__Your task__:
Your task is to return, word for word, only the lines from the line with "Read this page and output its text content." through the close of the data. Exclude all pictures.

(Collected data entries)
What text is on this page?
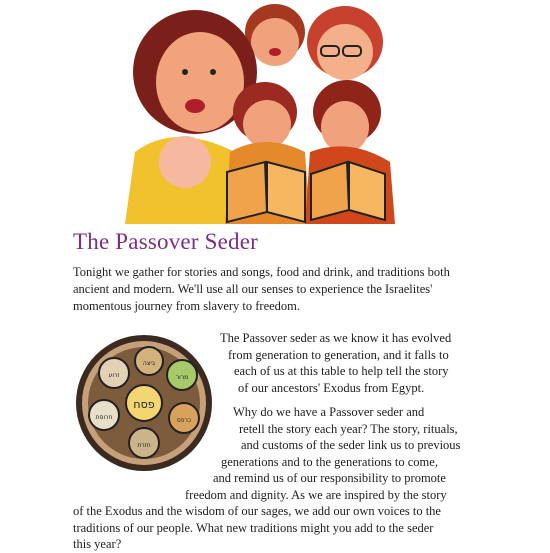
The Passover Seder

Tonight we gather for stories and songs, food and drink, and traditions both ancient and modern. We'll use all our senses to experience the Israelites' momentous journey from slavery to freedom.

פסח
זרוע
ביצה
מרור
חרוסת	כרפס
חזרת

The Passover seder as we know it has evolved
from generation to generation, and it falls to
each of us at this table to help tell the story
of our ancestors' Exodus from Egypt.

Why do we have a Passover seder and
retell the story each year? The story, rituals,
and customs of the seder link us to previous
generations and to the generations to come,
and remind us of our responsibility to promote
freedom and dignity. As we are inspired by the story
of the Exodus and the wisdom of our sages, we add our own voices to the
traditions of our people. What new traditions might you add to the seder
this year?
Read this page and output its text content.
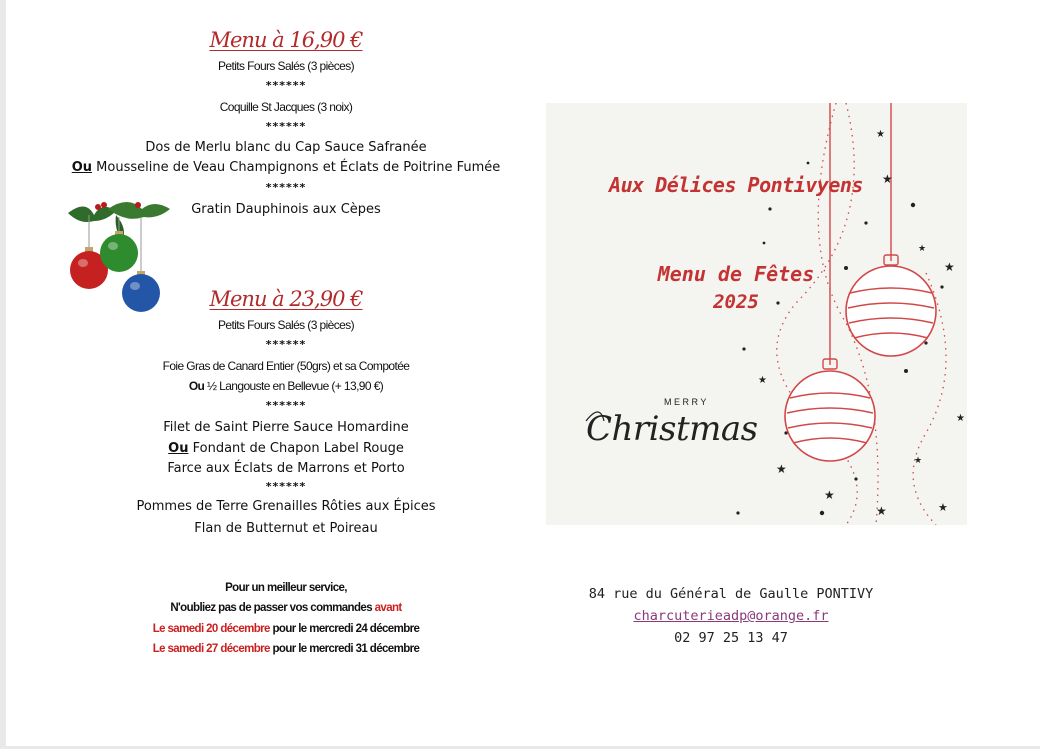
Menu à 16,90 €
Petits Fours Salés (3 pièces)
******
Coquille St Jacques (3 noix)
******
Dos de Merlu blanc du Cap Sauce Safranée
Ou Mousseline de Veau Champignons et Éclats de Poitrine Fumée
******
Gratin Dauphinois aux Cèpes
Menu à 23,90 €
Petits Fours Salés (3 pièces)
******
Foie Gras de Canard Entier (50grs) et sa Compotée
Ou ½ Langouste en Bellevue (+ 13,90 €)
******
Filet de Saint Pierre Sauce Homardine
Ou Fondant de Chapon Label Rouge
Farce aux Éclats de Marrons et Porto
******
Pommes de Terre Grenailles Rôties aux Épices
Flan de Butternut et Poireau
Pour un meilleur service,
N'oubliez pas de passer vos commandes avant
Le samedi 20 décembre pour le mercredi 24 décembre
Le samedi 27 décembre pour le mercredi 31 décembre
★
★
★
★
★
★
★	★
★
★
★
Aux Délices Pontivyens
Menu de Fêtes
2025
MERRY
Christmas
84 rue du Général de Gaulle PONTIVY
charcuterieadp@orange.fr
02 97 25 13 47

__Output of the task__:
Read this page and output its text content.
Menu à 16,90 €
Petits Fours Salés (3 pièces)
******
Coquille St Jacques (3 noix)
******
Dos de Merlu blanc du Cap Sauce Safranée
Ou Mousseline de Veau Champignons et Éclats de Poitrine Fumée
******
Gratin Dauphinois aux Cèpes
Menu à 23,90 €
Petits Fours Salés (3 pièces)
******
Foie Gras de Canard Entier (50grs) et sa Compotée
Ou ½ Langouste en Bellevue (+ 13,90 €)
******
Filet de Saint Pierre Sauce Homardine
Ou Fondant de Chapon Label Rouge
Farce aux Éclats de Marrons et Porto
******
Pommes de Terre Grenailles Rôties aux Épices
Flan de Butternut et Poireau
Pour un meilleur service,
N'oubliez pas de passer vos commandes avant
Le samedi 20 décembre pour le mercredi 24 décembre
Le samedi 27 décembre pour le mercredi 31 décembre
★
★
★
★
★
★
★	★
★
★
★
Aux Délices Pontivyens
Menu de Fêtes
2025
MERRY
Christmas
84 rue du Général de Gaulle PONTIVY
charcuterieadp@orange.fr
02 97 25 13 47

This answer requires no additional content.